TASK DESCRIPTION :: Using the data below, copy each line that includes the word "structured".

RECORDS FOR THIS EXERCISE ::
::::::::::

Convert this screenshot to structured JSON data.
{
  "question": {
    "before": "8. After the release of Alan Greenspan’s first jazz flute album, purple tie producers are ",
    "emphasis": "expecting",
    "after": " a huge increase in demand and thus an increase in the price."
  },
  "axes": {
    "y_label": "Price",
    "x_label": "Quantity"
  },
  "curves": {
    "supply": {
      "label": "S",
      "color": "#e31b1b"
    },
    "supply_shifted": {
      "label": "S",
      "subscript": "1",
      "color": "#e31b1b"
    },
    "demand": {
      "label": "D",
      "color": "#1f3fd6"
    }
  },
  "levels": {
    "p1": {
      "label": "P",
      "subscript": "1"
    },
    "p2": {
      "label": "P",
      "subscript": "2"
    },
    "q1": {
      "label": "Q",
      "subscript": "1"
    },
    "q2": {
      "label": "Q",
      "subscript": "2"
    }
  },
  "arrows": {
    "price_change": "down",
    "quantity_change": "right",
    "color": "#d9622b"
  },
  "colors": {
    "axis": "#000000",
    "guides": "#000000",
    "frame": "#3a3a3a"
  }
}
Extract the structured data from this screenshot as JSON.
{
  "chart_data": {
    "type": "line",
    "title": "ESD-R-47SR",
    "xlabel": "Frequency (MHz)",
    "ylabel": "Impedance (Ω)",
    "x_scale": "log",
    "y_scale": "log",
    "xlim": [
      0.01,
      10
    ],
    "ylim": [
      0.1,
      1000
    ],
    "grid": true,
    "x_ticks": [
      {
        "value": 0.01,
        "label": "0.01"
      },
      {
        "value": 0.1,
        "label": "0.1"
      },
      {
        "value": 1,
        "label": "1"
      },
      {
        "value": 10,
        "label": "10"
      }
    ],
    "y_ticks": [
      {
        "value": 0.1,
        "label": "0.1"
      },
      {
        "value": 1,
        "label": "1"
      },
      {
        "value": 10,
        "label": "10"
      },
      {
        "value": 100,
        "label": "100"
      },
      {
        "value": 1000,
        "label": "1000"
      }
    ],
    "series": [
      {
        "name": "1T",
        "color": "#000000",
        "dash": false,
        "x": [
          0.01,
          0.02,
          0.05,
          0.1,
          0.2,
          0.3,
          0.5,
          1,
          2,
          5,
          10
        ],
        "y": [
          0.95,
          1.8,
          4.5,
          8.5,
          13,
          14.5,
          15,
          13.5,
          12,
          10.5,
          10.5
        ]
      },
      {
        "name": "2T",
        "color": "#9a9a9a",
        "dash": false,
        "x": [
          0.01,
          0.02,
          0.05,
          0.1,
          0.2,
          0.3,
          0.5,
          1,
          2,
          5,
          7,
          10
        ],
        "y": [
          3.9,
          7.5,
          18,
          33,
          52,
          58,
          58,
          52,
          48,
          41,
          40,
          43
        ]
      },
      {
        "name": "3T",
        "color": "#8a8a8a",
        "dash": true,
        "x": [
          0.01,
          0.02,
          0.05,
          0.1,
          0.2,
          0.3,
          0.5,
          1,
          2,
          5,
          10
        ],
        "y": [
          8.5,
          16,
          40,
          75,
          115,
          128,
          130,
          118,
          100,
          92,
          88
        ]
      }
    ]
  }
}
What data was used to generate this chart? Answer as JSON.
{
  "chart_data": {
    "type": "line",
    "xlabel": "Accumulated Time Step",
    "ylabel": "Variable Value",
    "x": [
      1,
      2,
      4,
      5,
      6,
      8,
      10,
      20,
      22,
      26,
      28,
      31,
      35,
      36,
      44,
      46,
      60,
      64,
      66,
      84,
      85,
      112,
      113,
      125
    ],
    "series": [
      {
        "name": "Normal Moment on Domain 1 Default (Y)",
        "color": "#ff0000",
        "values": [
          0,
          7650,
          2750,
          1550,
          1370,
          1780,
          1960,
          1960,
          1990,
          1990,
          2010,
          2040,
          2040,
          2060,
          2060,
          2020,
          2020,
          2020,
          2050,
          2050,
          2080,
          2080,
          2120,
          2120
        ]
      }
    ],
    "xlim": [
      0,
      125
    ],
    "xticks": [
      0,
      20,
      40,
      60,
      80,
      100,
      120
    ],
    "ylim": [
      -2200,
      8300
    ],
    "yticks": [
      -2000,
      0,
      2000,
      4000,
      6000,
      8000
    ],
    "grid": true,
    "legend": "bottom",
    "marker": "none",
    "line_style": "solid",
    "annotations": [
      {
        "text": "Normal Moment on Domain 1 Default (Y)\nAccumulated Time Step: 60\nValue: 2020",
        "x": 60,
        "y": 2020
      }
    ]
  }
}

::::::::::

TASK RESPONSE ::
Convert this screenshot to structured JSON data.
Extract the structured data from this screenshot as JSON.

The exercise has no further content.